Using the abstract of the azetidine derivatives patent, explain in one to three sentences what property of the formula (I) compounds suits them to diseases mediated by the CB1 receptor.

> _EXCERPTED TEXT_

########

Heterocycle-substituted 3-alkyl azetidine derivatives

Assignee

• Merck Sharp & Dohme LLC · US

Inventors

• Robert K. Baker · Cranford, US
• Jeffrey J. Hale · Westfield, US
• Shouwu Miao · Edison, US
• Kathleen M. Rupprecht · Cranford, US

Key dates

Classification

• Technology area (CPC C)Chemistry; Metallurgy
• CPC primaryC07D417/14
• WIPO fieldPharmaceuticals
• WIPO sectorChemistry

Abstract

Novel compounds of the structural formula (I) are antagonists and/or inverse agonists of the Cannabinoid-1 (CB1) receptor and are useful in the treatment, prevention and suppression of diseases mediated by the CB1 receptor. The compounds of the present invention are useful as centrally acting drugs in the treatment of psychosis, memory deficits, cognitive disorders, Alzheimer's disease, migraine, neuropathy, neuro-inflammatory disorders including multiple sclerosis and Guillain-Barre syndrome and the inflammatory sequelae of viral encephalitis, cerebral vascular accidents, and head trauma, anxiety disorders, stress, epilepsy, Parkinson's disease, movement disorders, and schizophrenia. The compounds are also useful for the treatment of substance abuse disorders, the treatment of obesity or eating disorders, as well as the treatment of asthma, constipation, chronic intestinal pseudo-obstruction, cirrhosis of the liver, non-alcoholic fatty liver disease (NAFLD), and non-alcoholic steatohepatitis (NASH).

########

> _RECORD EXTRACTS_
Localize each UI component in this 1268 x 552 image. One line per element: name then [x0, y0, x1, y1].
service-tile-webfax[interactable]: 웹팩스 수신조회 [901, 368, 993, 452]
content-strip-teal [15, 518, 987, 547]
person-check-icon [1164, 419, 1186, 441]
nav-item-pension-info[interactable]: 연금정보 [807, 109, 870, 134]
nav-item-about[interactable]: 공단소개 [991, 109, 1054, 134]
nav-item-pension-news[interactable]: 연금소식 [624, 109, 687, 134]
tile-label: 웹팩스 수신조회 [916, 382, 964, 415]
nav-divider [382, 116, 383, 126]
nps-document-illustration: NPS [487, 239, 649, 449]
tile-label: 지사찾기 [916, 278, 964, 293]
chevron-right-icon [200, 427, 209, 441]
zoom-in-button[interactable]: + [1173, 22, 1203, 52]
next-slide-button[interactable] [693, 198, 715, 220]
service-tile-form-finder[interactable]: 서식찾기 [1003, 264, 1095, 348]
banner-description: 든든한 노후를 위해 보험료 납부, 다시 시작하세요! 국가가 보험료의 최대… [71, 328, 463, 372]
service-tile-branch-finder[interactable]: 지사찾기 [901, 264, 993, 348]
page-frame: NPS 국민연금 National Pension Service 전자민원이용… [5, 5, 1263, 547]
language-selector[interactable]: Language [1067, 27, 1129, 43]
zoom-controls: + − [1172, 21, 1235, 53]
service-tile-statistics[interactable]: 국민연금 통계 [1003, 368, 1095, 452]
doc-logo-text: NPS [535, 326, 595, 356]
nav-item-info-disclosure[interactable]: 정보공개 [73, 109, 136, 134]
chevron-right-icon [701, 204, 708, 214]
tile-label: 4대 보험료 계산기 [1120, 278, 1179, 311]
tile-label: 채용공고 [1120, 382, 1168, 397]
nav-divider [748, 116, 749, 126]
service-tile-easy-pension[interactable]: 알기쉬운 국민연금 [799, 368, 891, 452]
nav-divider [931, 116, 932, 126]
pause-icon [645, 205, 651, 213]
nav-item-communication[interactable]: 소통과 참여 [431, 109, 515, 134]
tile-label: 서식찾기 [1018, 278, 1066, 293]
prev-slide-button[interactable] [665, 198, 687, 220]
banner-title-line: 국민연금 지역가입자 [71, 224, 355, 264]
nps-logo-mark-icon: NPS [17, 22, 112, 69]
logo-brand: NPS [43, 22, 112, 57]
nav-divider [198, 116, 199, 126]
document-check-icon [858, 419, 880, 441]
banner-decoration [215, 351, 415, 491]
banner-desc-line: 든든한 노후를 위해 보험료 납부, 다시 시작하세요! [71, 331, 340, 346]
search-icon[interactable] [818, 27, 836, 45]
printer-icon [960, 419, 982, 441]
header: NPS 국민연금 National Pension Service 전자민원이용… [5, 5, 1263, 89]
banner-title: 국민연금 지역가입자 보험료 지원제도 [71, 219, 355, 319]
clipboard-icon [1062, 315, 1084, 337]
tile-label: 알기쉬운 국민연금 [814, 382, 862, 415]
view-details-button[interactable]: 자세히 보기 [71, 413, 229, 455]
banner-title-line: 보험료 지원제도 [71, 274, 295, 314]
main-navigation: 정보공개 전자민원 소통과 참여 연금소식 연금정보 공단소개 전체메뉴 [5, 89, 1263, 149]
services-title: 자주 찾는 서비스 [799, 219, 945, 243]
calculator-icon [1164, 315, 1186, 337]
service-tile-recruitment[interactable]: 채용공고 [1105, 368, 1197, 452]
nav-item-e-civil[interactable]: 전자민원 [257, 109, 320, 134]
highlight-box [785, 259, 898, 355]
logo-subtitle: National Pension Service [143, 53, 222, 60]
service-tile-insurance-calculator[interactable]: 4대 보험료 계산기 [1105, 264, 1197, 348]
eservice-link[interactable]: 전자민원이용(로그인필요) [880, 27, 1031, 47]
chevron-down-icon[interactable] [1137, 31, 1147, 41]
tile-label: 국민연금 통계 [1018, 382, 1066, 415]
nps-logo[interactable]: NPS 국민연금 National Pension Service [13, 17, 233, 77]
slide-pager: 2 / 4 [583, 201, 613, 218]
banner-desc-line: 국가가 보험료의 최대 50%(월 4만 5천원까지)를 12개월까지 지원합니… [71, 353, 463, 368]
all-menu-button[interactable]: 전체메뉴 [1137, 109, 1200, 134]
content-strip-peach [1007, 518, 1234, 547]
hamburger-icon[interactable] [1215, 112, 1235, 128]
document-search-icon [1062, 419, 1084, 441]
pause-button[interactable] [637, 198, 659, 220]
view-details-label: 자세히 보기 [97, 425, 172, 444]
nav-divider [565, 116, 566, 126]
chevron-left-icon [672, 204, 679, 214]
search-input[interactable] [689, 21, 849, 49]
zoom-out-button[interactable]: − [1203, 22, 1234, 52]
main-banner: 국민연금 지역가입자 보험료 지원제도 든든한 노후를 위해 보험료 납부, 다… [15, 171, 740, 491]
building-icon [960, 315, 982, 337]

########

> _SOLUTION TO THIS PROBLEM_
The compounds of structural formula (I) are antagonists and/or inverse agonists of the Cannabinoid-1 (CB1) receptor. Because they act on that receptor, they are useful in the treatment, prevention and suppression of diseases that the CB1 receptor mediates.